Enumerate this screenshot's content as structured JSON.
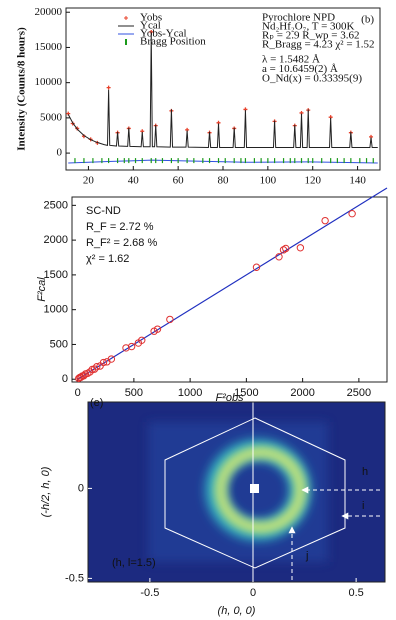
{
  "chart_data": [
    {
      "type": "line",
      "label": "(b)",
      "ylabel": "Intensity (Counts/8 hours)",
      "xlim": [
        10,
        150
      ],
      "xticks": [
        20,
        40,
        60,
        80,
        100,
        120,
        140
      ],
      "ylim": [
        -2400,
        20600
      ],
      "yticks": [
        0,
        5000,
        10000,
        15000,
        20000
      ],
      "annotations": [
        "Pyrochlore  NPD",
        "Nd₂Hf₂O₇, T = 300K",
        "Rₚ = 2.9      R_wp = 3.62",
        "R_Bragg = 4.23   χ² = 1.52",
        "λ = 1.5482 Å",
        "a = 10.6459(2) Å",
        "O_Nd(x) = 0.33395(9)"
      ],
      "series": [
        {
          "name": "Yobs",
          "color": "#e8402a",
          "style": "markers",
          "x": [
            11,
            13,
            15,
            18,
            21,
            24,
            29,
            33,
            38,
            44,
            48,
            50,
            57,
            64,
            74,
            78,
            85,
            90,
            103,
            112,
            115,
            118,
            128,
            137,
            146
          ],
          "values": [
            5600,
            4200,
            3500,
            2400,
            1950,
            1450,
            9300,
            2900,
            3500,
            3100,
            17200,
            3900,
            6000,
            3300,
            2900,
            4300,
            3500,
            6200,
            4500,
            3900,
            5700,
            6100,
            5100,
            2900,
            2300
          ]
        },
        {
          "name": "Ycal",
          "color": "#222222",
          "style": "line",
          "x": [
            11,
            13,
            15,
            18,
            21,
            24,
            27,
            28.5,
            29,
            29.5,
            32.5,
            33,
            33.5,
            37.5,
            38,
            38.5,
            43.5,
            44,
            44.5,
            47.5,
            48,
            48.5,
            49.5,
            50,
            50.5,
            56.5,
            57,
            57.5,
            63.5,
            64,
            64.5,
            73.5,
            74,
            74.5,
            77.5,
            78,
            78.5,
            84.5,
            85,
            85.5,
            89.5,
            90,
            90.5,
            102.5,
            103,
            103.5,
            111.5,
            112,
            112.5,
            114.5,
            115,
            115.5,
            117.5,
            118,
            118.5,
            127.5,
            128,
            128.5,
            136.5,
            137,
            137.5,
            145.5,
            146,
            146.5,
            149
          ],
          "values": [
            5500,
            4300,
            3400,
            2500,
            1900,
            1500,
            1200,
            1100,
            9000,
            1100,
            1000,
            3000,
            1000,
            950,
            3600,
            950,
            900,
            3000,
            900,
            900,
            17000,
            900,
            900,
            4000,
            900,
            850,
            6200,
            850,
            850,
            3200,
            850,
            800,
            3000,
            800,
            800,
            4200,
            800,
            800,
            3600,
            800,
            800,
            6100,
            800,
            800,
            4600,
            800,
            800,
            4000,
            800,
            800,
            5600,
            800,
            800,
            6200,
            800,
            800,
            5000,
            800,
            800,
            3000,
            800,
            800,
            2200,
            800,
            800
          ]
        },
        {
          "name": "Yobs-Ycal",
          "color": "#3050e0",
          "style": "line",
          "x": [
            11,
            29,
            48,
            90,
            118,
            149
          ],
          "values": [
            -1400,
            -1200,
            -1000,
            -1300,
            -1250,
            -1400
          ]
        },
        {
          "name": "Bragg Position",
          "color": "#1a9a1a",
          "style": "ticks",
          "x": [
            14,
            18,
            22,
            26,
            29,
            33,
            36,
            38,
            41,
            44,
            48,
            50,
            53,
            57,
            60,
            64,
            67,
            71,
            74,
            78,
            81,
            85,
            88,
            90,
            94,
            97,
            100,
            103,
            107,
            110,
            112,
            115,
            118,
            120,
            124,
            128,
            131,
            134,
            137,
            141,
            144,
            147
          ]
        }
      ]
    },
    {
      "type": "scatter",
      "xlabel": "F²obs",
      "ylabel": "F²cal",
      "xlim": [
        -50,
        2750
      ],
      "xticks": [
        0,
        500,
        1000,
        1500,
        2000,
        2500
      ],
      "ylim": [
        -40,
        2620
      ],
      "yticks": [
        0,
        500,
        1000,
        1500,
        2000,
        2500
      ],
      "annotations": [
        "SC-ND",
        "R_F = 2.72 %",
        "R_F² = 2.68 %",
        "χ² = 1.62"
      ],
      "color": "#e03030",
      "line": {
        "color": "#2030c0",
        "x": [
          0,
          2750
        ],
        "values": [
          0,
          2750
        ]
      },
      "x": [
        10,
        20,
        30,
        40,
        55,
        70,
        90,
        110,
        130,
        150,
        170,
        200,
        230,
        260,
        300,
        430,
        480,
        540,
        570,
        680,
        710,
        820,
        1590,
        1790,
        1830,
        1850,
        1980,
        2200,
        2440
      ],
      "values": [
        12,
        25,
        28,
        45,
        50,
        75,
        85,
        105,
        140,
        145,
        180,
        190,
        240,
        250,
        290,
        450,
        470,
        520,
        560,
        690,
        720,
        860,
        1610,
        1760,
        1860,
        1880,
        1890,
        2280,
        2380
      ]
    },
    {
      "type": "image",
      "xlabel": "(h, 0, 0)",
      "ylabel": "(-h/2, h, 0)",
      "xlim": [
        -0.8,
        0.64
      ],
      "xticks": [
        -0.5,
        0,
        0.5
      ],
      "ylim": [
        -0.52,
        0.48
      ],
      "yticks": [
        -0.5,
        0
      ],
      "annotations": [
        "(e)",
        "h",
        "i",
        "j",
        "(h, l=1.5)"
      ]
    }
  ]
}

PROBLEM TO SOLVE:
Quote every record above exactly, leaving out any pictures.

REPLY TO THE TASK:
Enumerate this screenshot's content as structured JSON.
{
  "chart_data": [
    {
      "type": "line",
      "label": "(b)",
      "ylabel": "Intensity (Counts/8 hours)",
      "xlim": [
        10,
        150
      ],
      "xticks": [
        20,
        40,
        60,
        80,
        100,
        120,
        140
      ],
      "ylim": [
        -2400,
        20600
      ],
      "yticks": [
        0,
        5000,
        10000,
        15000,
        20000
      ],
      "annotations": [
        "Pyrochlore  NPD",
        "Nd₂Hf₂O₇, T = 300K",
        "Rₚ = 2.9      R_wp = 3.62",
        "R_Bragg = 4.23   χ² = 1.52",
        "λ = 1.5482 Å",
        "a = 10.6459(2) Å",
        "O_Nd(x) = 0.33395(9)"
      ],
      "series": [
        {
          "name": "Yobs",
          "color": "#e8402a",
          "style": "markers",
          "x": [
            11,
            13,
            15,
            18,
            21,
            24,
            29,
            33,
            38,
            44,
            48,
            50,
            57,
            64,
            74,
            78,
            85,
            90,
            103,
            112,
            115,
            118,
            128,
            137,
            146
          ],
          "values": [
            5600,
            4200,
            3500,
            2400,
            1950,
            1450,
            9300,
            2900,
            3500,
            3100,
            17200,
            3900,
            6000,
            3300,
            2900,
            4300,
            3500,
            6200,
            4500,
            3900,
            5700,
            6100,
            5100,
            2900,
            2300
          ]
        },
        {
          "name": "Ycal",
          "color": "#222222",
          "style": "line",
          "x": [
            11,
            13,
            15,
            18,
            21,
            24,
            27,
            28.5,
            29,
            29.5,
            32.5,
            33,
            33.5,
            37.5,
            38,
            38.5,
            43.5,
            44,
            44.5,
            47.5,
            48,
            48.5,
            49.5,
            50,
            50.5,
            56.5,
            57,
            57.5,
            63.5,
            64,
            64.5,
            73.5,
            74,
            74.5,
            77.5,
            78,
            78.5,
            84.5,
            85,
            85.5,
            89.5,
            90,
            90.5,
            102.5,
            103,
            103.5,
            111.5,
            112,
            112.5,
            114.5,
            115,
            115.5,
            117.5,
            118,
            118.5,
            127.5,
            128,
            128.5,
            136.5,
            137,
            137.5,
            145.5,
            146,
            146.5,
            149
          ],
          "values": [
            5500,
            4300,
            3400,
            2500,
            1900,
            1500,
            1200,
            1100,
            9000,
            1100,
            1000,
            3000,
            1000,
            950,
            3600,
            950,
            900,
            3000,
            900,
            900,
            17000,
            900,
            900,
            4000,
            900,
            850,
            6200,
            850,
            850,
            3200,
            850,
            800,
            3000,
            800,
            800,
            4200,
            800,
            800,
            3600,
            800,
            800,
            6100,
            800,
            800,
            4600,
            800,
            800,
            4000,
            800,
            800,
            5600,
            800,
            800,
            6200,
            800,
            800,
            5000,
            800,
            800,
            3000,
            800,
            800,
            2200,
            800,
            800
          ]
        },
        {
          "name": "Yobs-Ycal",
          "color": "#3050e0",
          "style": "line",
          "x": [
            11,
            29,
            48,
            90,
            118,
            149
          ],
          "values": [
            -1400,
            -1200,
            -1000,
            -1300,
            -1250,
            -1400
          ]
        },
        {
          "name": "Bragg Position",
          "color": "#1a9a1a",
          "style": "ticks",
          "x": [
            14,
            18,
            22,
            26,
            29,
            33,
            36,
            38,
            41,
            44,
            48,
            50,
            53,
            57,
            60,
            64,
            67,
            71,
            74,
            78,
            81,
            85,
            88,
            90,
            94,
            97,
            100,
            103,
            107,
            110,
            112,
            115,
            118,
            120,
            124,
            128,
            131,
            134,
            137,
            141,
            144,
            147
          ]
        }
      ]
    },
    {
      "type": "scatter",
      "xlabel": "F²obs",
      "ylabel": "F²cal",
      "xlim": [
        -50,
        2750
      ],
      "xticks": [
        0,
        500,
        1000,
        1500,
        2000,
        2500
      ],
      "ylim": [
        -40,
        2620
      ],
      "yticks": [
        0,
        500,
        1000,
        1500,
        2000,
        2500
      ],
      "annotations": [
        "SC-ND",
        "R_F = 2.72 %",
        "R_F² = 2.68 %",
        "χ² = 1.62"
      ],
      "color": "#e03030",
      "line": {
        "color": "#2030c0",
        "x": [
          0,
          2750
        ],
        "values": [
          0,
          2750
        ]
      },
      "x": [
        10,
        20,
        30,
        40,
        55,
        70,
        90,
        110,
        130,
        150,
        170,
        200,
        230,
        260,
        300,
        430,
        480,
        540,
        570,
        680,
        710,
        820,
        1590,
        1790,
        1830,
        1850,
        1980,
        2200,
        2440
      ],
      "values": [
        12,
        25,
        28,
        45,
        50,
        75,
        85,
        105,
        140,
        145,
        180,
        190,
        240,
        250,
        290,
        450,
        470,
        520,
        560,
        690,
        720,
        860,
        1610,
        1760,
        1860,
        1880,
        1890,
        2280,
        2380
      ]
    },
    {
      "type": "image",
      "xlabel": "(h, 0, 0)",
      "ylabel": "(-h/2, h, 0)",
      "xlim": [
        -0.8,
        0.64
      ],
      "xticks": [
        -0.5,
        0,
        0.5
      ],
      "ylim": [
        -0.52,
        0.48
      ],
      "yticks": [
        -0.5,
        0
      ],
      "annotations": [
        "(e)",
        "h",
        "i",
        "j",
        "(h, l=1.5)"
      ]
    }
  ]
}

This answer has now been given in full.